• **Instructions to follow**:
Gather each line in the entries that includes the string "стороне".

• **Material provided**:
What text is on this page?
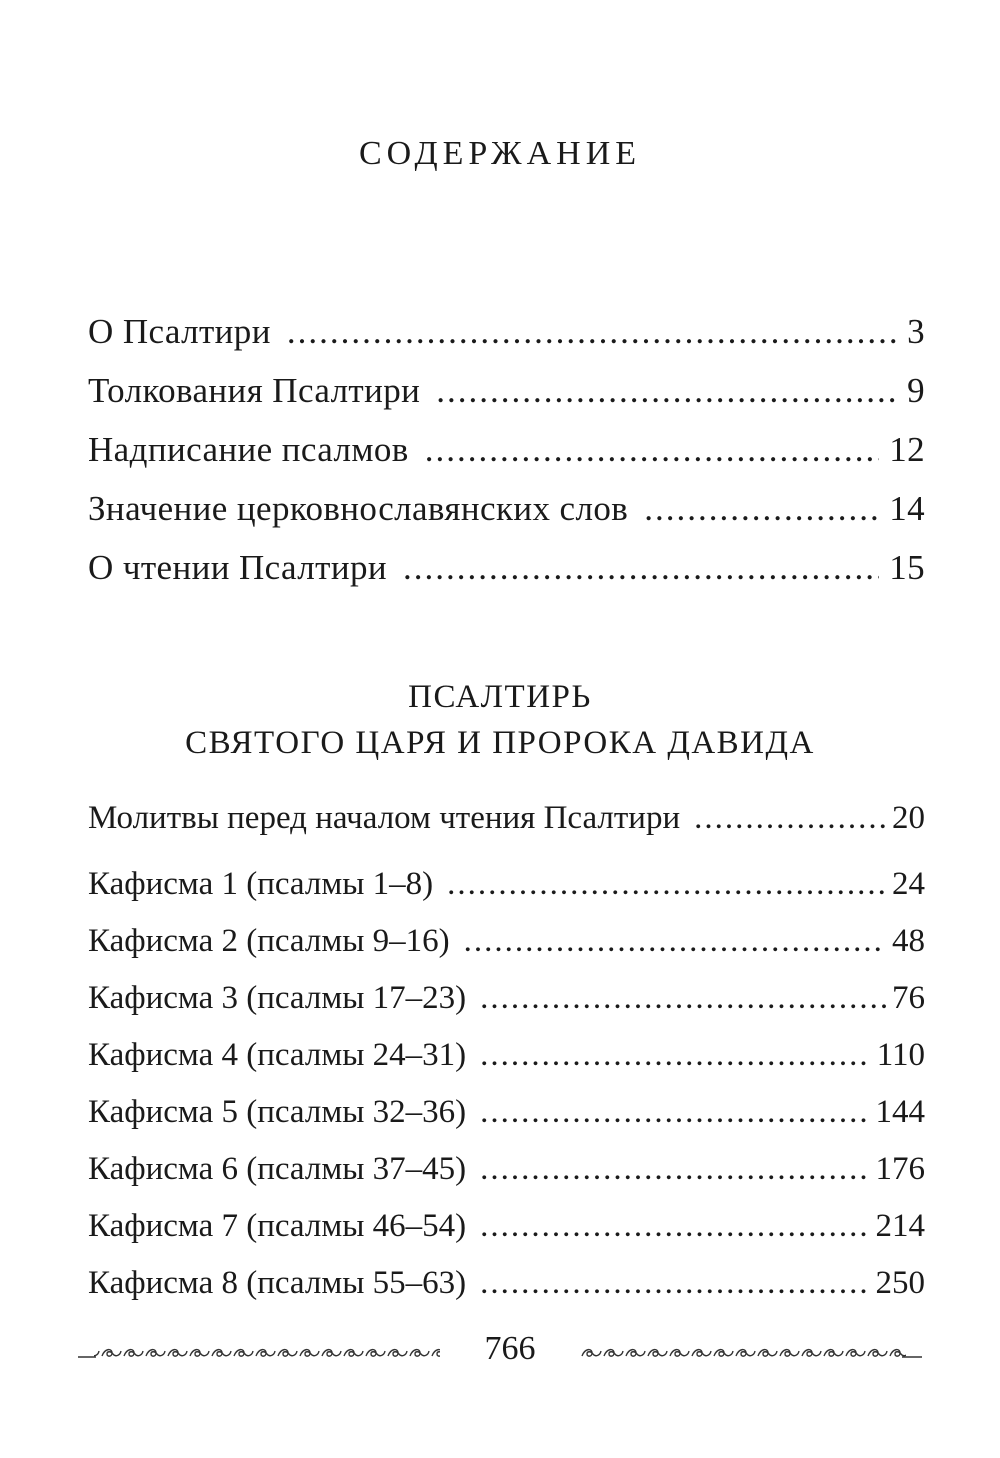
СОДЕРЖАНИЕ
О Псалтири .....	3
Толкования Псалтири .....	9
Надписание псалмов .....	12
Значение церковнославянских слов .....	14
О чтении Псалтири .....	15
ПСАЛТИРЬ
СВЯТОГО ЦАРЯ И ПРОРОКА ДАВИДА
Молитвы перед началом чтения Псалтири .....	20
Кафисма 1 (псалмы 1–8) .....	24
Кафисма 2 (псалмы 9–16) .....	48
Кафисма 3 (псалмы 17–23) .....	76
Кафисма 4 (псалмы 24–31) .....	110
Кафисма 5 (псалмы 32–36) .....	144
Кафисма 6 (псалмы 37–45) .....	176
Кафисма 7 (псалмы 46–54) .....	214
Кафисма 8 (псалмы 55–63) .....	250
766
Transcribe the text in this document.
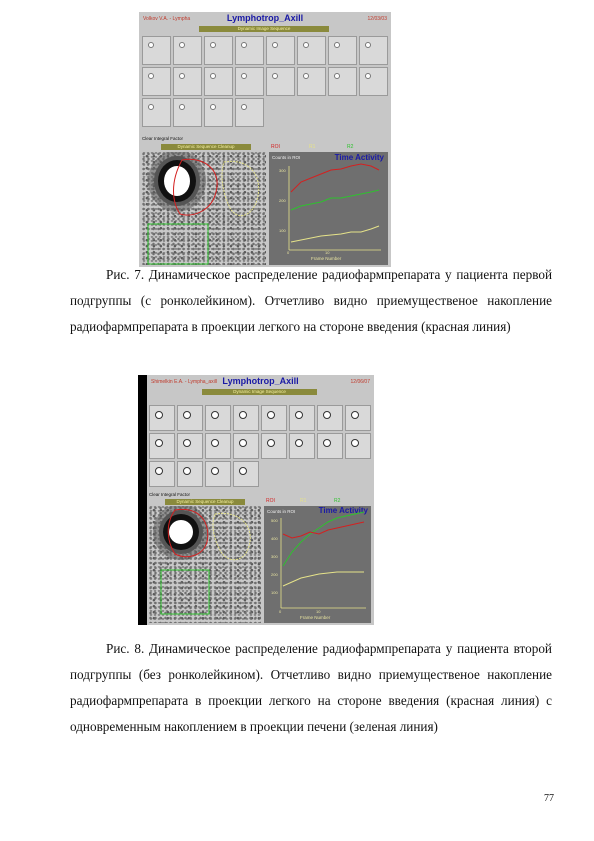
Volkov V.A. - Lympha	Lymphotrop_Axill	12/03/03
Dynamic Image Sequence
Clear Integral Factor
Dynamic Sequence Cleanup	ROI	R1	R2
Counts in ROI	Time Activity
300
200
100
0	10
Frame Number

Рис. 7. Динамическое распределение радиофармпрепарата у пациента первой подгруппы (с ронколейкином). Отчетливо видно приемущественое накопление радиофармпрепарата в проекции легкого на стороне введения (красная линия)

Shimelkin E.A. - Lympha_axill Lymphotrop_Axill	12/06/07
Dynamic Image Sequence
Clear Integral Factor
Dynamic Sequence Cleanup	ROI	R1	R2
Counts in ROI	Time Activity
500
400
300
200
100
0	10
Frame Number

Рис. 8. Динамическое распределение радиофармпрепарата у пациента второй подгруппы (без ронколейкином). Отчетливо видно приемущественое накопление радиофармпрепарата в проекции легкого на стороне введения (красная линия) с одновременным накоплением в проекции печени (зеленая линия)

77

--

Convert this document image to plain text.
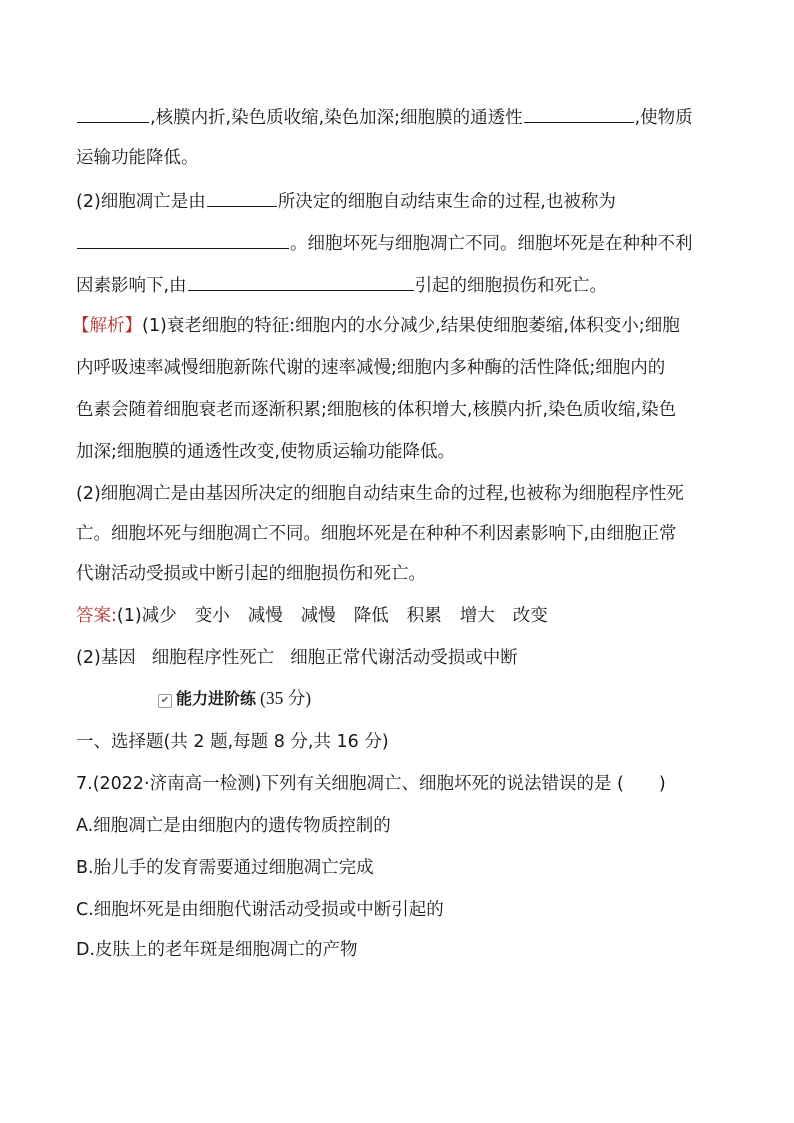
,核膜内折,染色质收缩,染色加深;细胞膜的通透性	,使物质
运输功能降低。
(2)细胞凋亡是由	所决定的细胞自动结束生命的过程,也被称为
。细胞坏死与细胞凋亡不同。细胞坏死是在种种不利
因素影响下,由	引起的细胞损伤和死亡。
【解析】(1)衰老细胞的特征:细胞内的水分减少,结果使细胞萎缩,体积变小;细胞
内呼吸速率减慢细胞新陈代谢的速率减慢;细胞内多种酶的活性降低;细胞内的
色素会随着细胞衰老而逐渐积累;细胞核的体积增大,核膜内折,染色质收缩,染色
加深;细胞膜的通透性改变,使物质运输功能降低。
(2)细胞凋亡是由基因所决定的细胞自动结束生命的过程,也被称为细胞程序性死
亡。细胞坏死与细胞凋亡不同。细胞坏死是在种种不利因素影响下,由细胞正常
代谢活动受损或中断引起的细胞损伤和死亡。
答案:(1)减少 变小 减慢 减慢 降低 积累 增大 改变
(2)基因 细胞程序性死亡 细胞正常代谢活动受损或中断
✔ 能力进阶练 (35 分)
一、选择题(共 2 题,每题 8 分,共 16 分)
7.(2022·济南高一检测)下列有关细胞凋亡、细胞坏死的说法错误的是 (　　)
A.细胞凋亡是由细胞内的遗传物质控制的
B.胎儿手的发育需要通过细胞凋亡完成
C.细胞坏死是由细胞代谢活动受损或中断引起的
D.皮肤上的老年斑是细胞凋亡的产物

--

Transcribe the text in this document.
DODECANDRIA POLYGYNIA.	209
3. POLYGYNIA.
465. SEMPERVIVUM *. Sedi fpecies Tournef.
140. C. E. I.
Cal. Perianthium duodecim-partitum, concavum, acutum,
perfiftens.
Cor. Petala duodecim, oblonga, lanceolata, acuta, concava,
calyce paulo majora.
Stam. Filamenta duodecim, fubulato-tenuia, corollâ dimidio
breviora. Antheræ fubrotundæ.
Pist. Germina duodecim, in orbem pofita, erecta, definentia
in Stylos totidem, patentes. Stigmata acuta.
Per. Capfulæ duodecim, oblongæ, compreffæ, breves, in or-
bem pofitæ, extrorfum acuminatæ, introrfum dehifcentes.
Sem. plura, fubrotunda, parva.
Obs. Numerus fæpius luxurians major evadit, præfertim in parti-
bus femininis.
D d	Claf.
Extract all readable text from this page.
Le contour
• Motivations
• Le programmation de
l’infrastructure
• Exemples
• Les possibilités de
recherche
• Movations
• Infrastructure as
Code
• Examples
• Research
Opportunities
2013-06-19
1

• **Result of the task**:
Рис. 7. Динамическое распределение радиофармпрепарата у пациента первой подгруппы (с ронколейкином). Отчетливо видно приемущественое накопление радиофармпрепарата в проекции легкого на стороне введения (красная линия)
Рис. 8. Динамическое распределение радиофармпрепарата у пациента второй подгруппы (без ронколейкином). Отчетливо видно приемущественое накопление радиофармпрепарата в проекции легкого на стороне введения (красная линия) с одновременным накоплением в проекции печени (зеленая линия)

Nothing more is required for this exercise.